Source records:
+-------+

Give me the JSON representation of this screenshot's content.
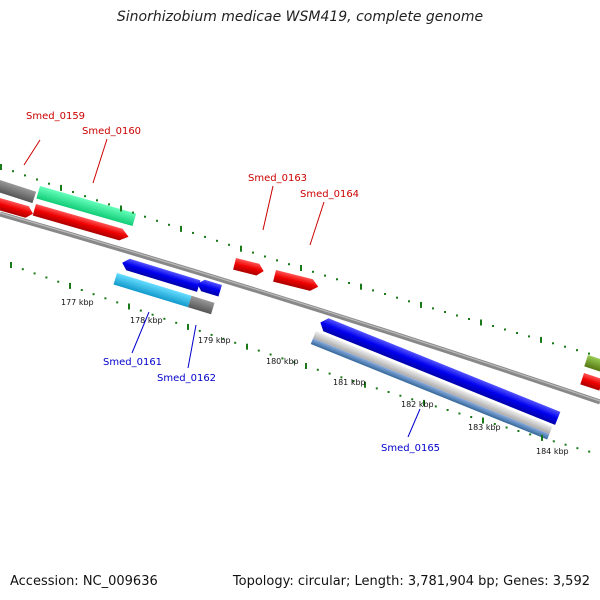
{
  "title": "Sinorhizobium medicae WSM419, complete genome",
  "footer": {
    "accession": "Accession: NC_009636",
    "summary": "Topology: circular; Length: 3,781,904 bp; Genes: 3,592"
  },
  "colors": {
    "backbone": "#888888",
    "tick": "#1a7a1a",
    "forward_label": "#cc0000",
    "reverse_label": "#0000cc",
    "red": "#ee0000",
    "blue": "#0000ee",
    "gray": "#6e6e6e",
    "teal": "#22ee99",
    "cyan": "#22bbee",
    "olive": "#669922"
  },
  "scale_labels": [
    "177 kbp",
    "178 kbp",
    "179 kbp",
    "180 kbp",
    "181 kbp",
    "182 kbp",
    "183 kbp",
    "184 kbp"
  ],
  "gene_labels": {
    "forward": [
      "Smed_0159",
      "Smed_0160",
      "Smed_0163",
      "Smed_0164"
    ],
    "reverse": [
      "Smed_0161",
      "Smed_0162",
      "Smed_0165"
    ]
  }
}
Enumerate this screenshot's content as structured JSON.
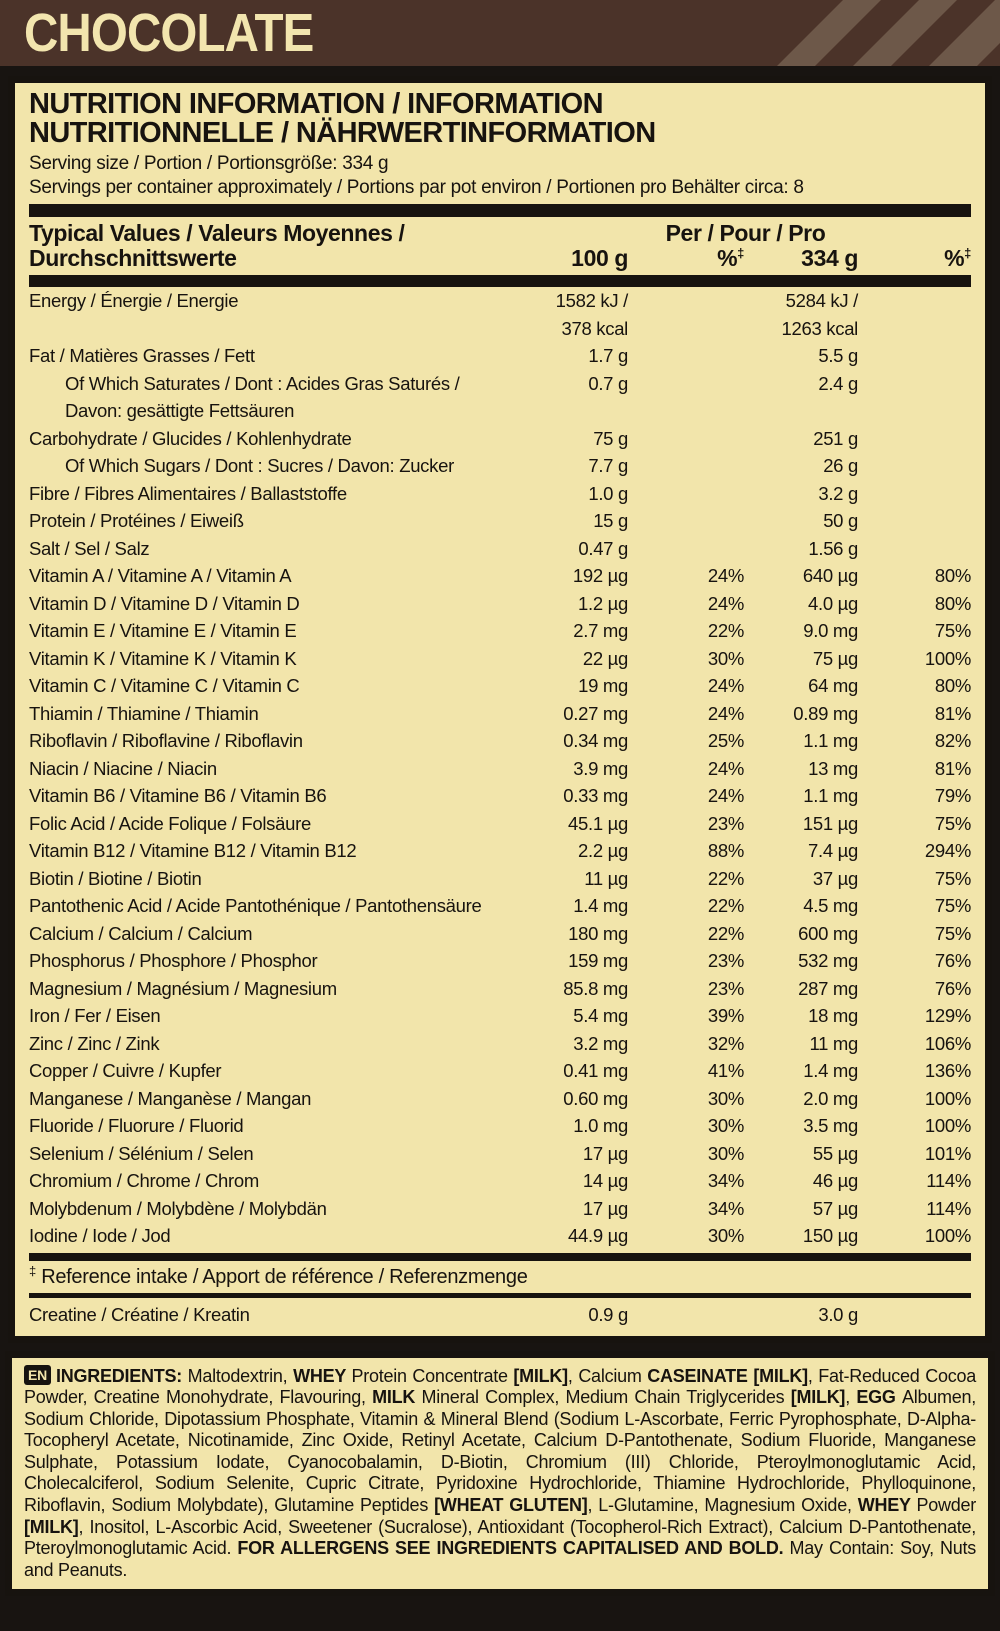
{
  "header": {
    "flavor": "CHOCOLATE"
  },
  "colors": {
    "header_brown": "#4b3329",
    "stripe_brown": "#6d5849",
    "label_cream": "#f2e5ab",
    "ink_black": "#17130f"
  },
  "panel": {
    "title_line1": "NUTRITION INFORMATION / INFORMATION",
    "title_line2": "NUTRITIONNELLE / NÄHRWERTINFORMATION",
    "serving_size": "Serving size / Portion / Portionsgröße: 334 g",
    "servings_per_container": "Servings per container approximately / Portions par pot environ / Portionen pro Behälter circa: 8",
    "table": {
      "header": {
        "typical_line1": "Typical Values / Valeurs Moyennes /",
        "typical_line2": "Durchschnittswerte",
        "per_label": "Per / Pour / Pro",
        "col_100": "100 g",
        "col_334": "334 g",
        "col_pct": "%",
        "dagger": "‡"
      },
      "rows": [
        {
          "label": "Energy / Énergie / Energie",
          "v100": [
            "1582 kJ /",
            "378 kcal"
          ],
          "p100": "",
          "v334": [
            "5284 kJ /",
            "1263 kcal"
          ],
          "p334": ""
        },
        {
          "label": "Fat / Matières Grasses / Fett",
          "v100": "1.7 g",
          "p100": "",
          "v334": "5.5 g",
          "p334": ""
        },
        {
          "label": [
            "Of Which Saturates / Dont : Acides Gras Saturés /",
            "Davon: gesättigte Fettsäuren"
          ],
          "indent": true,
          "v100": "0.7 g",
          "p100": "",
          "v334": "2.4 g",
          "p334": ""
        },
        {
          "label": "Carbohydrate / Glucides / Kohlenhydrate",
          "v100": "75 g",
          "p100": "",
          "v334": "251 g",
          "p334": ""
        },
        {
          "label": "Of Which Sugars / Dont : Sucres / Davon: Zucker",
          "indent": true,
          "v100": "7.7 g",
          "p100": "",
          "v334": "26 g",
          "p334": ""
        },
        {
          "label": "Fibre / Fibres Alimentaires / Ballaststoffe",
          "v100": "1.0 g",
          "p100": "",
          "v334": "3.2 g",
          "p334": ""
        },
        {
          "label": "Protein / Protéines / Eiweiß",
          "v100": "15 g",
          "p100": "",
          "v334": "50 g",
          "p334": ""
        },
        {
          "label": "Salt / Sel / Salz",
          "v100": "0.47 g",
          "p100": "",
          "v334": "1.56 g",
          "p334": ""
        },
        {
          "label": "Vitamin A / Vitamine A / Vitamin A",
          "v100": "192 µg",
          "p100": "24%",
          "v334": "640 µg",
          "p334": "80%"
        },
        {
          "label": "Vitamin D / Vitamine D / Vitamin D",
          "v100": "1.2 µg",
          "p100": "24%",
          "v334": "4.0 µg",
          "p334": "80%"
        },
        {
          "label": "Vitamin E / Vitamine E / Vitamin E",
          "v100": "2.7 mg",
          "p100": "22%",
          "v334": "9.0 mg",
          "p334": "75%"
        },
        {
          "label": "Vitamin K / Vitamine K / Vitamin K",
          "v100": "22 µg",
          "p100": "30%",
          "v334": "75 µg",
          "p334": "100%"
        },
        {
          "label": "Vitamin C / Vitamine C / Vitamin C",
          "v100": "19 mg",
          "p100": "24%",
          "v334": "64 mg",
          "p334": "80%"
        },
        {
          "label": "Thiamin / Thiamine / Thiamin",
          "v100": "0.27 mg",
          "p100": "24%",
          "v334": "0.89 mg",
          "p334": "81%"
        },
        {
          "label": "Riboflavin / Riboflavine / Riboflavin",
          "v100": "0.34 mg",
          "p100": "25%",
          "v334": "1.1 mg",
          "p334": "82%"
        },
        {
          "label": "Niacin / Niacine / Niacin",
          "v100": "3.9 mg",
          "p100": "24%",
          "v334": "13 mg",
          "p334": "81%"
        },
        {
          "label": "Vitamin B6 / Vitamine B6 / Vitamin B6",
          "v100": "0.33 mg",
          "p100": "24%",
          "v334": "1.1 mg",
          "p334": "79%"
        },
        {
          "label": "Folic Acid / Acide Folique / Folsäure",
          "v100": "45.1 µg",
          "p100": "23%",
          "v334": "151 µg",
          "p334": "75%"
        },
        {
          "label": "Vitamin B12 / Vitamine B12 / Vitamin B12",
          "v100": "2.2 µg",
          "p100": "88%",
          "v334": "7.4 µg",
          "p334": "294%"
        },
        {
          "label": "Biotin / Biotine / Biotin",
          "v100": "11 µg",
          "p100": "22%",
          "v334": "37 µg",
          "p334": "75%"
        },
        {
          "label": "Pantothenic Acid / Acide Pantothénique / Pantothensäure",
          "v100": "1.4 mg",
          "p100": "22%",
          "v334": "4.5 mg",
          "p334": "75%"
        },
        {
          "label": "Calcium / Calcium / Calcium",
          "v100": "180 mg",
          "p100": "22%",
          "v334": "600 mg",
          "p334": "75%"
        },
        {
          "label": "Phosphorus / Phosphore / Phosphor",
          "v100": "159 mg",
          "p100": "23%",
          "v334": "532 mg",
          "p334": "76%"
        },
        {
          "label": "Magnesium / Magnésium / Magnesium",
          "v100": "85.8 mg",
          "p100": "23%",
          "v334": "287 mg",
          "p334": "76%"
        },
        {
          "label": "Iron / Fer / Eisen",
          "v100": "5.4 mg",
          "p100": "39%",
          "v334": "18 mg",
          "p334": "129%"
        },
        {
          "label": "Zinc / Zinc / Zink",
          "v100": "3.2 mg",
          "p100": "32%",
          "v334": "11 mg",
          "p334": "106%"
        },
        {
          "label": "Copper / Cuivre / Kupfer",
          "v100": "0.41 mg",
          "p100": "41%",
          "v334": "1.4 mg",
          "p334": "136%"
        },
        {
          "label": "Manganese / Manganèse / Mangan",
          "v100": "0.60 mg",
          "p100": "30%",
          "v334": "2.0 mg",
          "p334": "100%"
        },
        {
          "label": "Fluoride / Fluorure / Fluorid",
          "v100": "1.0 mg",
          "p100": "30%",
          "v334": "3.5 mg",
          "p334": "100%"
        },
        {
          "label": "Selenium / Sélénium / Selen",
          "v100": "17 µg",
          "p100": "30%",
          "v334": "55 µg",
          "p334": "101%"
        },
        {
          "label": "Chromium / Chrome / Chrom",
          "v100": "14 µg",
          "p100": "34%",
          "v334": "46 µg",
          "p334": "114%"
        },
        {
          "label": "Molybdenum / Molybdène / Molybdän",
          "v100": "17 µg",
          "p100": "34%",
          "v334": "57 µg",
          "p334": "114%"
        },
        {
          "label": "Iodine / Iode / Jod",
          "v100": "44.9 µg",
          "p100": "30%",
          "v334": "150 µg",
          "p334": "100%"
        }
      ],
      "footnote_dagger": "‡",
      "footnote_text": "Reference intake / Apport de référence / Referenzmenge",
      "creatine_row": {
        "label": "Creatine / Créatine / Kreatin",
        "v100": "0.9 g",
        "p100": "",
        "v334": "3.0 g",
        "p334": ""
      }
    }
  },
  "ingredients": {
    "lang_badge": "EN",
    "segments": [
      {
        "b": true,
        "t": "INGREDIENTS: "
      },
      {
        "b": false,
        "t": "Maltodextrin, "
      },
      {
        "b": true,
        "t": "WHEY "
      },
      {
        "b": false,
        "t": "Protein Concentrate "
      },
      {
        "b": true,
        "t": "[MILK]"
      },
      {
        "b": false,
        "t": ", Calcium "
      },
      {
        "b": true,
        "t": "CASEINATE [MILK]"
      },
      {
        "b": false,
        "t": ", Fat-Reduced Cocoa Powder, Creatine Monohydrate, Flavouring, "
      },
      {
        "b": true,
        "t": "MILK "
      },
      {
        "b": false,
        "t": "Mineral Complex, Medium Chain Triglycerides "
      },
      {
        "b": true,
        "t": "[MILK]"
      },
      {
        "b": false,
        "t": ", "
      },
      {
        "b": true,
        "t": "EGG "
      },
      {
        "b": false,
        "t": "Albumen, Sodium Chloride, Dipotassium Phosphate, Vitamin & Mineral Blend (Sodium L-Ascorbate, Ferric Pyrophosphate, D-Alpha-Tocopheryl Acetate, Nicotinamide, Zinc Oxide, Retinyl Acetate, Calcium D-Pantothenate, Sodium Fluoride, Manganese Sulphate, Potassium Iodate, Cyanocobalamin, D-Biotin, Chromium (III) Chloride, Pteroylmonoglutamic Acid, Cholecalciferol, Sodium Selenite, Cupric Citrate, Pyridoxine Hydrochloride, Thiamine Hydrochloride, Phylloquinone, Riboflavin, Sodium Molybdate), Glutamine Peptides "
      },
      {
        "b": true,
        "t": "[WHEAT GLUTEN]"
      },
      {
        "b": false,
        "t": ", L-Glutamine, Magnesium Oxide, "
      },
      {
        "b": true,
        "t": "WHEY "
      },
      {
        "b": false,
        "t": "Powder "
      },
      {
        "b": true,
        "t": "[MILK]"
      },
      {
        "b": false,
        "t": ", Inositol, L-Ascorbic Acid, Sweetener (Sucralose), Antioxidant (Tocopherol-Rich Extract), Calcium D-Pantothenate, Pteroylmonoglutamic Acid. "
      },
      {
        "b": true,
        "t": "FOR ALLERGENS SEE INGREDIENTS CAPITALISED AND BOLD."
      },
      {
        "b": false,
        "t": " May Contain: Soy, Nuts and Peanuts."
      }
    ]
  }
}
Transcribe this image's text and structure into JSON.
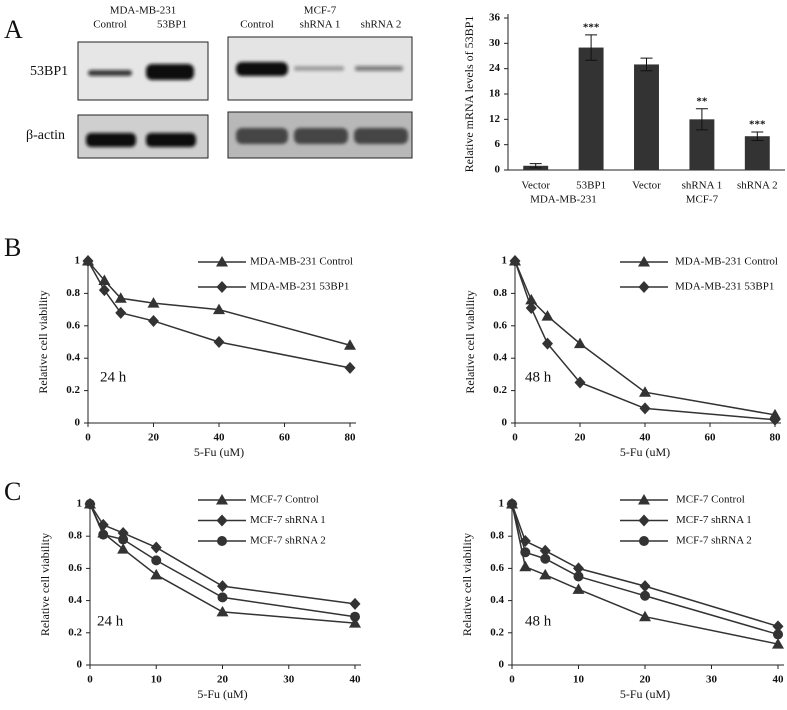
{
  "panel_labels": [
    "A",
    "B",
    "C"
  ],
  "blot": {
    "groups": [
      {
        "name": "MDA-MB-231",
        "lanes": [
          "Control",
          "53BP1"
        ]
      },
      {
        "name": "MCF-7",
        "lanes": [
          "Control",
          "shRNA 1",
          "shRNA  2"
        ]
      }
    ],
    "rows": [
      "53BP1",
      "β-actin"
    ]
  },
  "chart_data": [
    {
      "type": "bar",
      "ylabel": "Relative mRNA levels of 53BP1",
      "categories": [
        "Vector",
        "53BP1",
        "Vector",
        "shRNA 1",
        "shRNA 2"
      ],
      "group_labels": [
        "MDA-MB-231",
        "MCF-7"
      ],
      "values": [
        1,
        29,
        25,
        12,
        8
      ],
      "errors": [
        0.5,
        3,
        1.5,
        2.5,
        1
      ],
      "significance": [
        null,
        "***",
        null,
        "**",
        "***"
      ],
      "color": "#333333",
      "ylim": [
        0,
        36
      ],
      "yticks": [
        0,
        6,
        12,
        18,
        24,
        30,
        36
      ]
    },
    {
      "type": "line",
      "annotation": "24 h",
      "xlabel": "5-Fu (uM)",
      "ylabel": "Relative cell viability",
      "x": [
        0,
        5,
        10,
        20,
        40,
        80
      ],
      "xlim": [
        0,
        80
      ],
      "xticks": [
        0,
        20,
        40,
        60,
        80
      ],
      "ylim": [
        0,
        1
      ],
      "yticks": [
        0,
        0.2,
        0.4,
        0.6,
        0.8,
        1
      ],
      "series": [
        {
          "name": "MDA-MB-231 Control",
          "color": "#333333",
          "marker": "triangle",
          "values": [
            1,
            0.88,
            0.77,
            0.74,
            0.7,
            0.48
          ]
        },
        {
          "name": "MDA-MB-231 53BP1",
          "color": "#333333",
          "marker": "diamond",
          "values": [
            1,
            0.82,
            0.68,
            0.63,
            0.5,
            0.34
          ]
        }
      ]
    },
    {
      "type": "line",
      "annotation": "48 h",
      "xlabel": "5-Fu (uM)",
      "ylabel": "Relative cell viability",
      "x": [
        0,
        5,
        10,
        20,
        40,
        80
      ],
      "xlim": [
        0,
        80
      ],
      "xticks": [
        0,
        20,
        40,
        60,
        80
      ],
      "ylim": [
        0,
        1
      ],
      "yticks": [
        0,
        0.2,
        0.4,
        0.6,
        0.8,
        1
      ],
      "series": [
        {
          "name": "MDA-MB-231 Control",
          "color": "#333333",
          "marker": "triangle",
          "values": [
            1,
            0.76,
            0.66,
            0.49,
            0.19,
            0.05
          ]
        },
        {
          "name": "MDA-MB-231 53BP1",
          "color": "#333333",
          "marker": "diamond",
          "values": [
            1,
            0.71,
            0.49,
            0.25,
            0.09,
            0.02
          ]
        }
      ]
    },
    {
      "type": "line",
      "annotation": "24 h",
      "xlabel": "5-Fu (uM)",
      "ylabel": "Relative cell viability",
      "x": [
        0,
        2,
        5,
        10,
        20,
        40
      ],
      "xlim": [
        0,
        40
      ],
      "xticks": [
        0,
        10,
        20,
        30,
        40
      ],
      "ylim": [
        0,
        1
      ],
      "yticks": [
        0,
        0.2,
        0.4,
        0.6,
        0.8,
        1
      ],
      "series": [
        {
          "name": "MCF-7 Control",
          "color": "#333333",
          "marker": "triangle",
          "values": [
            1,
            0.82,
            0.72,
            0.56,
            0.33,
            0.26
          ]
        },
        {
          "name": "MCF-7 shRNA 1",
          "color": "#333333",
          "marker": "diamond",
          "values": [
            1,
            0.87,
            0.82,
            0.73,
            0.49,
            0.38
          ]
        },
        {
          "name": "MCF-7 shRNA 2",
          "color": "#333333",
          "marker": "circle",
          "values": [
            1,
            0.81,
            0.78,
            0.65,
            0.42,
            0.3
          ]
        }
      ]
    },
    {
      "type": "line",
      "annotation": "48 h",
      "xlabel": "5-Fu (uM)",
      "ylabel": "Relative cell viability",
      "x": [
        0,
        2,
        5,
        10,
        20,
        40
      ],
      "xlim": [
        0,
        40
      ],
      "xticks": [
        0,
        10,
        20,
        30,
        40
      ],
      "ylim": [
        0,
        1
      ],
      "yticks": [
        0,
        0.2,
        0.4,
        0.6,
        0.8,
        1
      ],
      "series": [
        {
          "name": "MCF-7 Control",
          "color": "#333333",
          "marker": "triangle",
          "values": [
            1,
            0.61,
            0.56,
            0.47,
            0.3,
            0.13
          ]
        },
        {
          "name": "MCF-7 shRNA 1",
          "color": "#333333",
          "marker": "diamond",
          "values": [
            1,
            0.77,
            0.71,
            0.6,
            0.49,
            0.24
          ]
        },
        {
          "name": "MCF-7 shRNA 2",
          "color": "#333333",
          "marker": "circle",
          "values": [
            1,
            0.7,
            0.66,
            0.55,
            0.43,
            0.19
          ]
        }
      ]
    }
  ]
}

+-------+

WHAT YOU HAVE TO DO: Copy out every line of the data in which the word "Zinc" is found.

RESULT:
          "label": "Zinc / Zinc / Zink",
        "t": "Albumen, Sodium Chloride, Dipotassium Phosphate, Vitamin & Mineral Blend (Sodium L-Ascorbate, Ferric Pyrophosphate, D-Alpha-Tocopheryl Acetate, Nicotinamide, Zinc Oxide, Retinyl Acetate, Calcium D-Pantothenate, Sodium Fluoride, Manganese Sulphate, Potassium Iodate, Cyanocobalamin, D-Biotin, Chromium (III) Chloride, Pteroylmonoglutamic Acid, Cholecalciferol, Sodium Selenite, Cupric Citrate, Pyridoxine Hydrochloride, Thiamine Hydrochloride, Phylloquinone, Riboflavin, Sodium Molybdate), Glutamine Peptides "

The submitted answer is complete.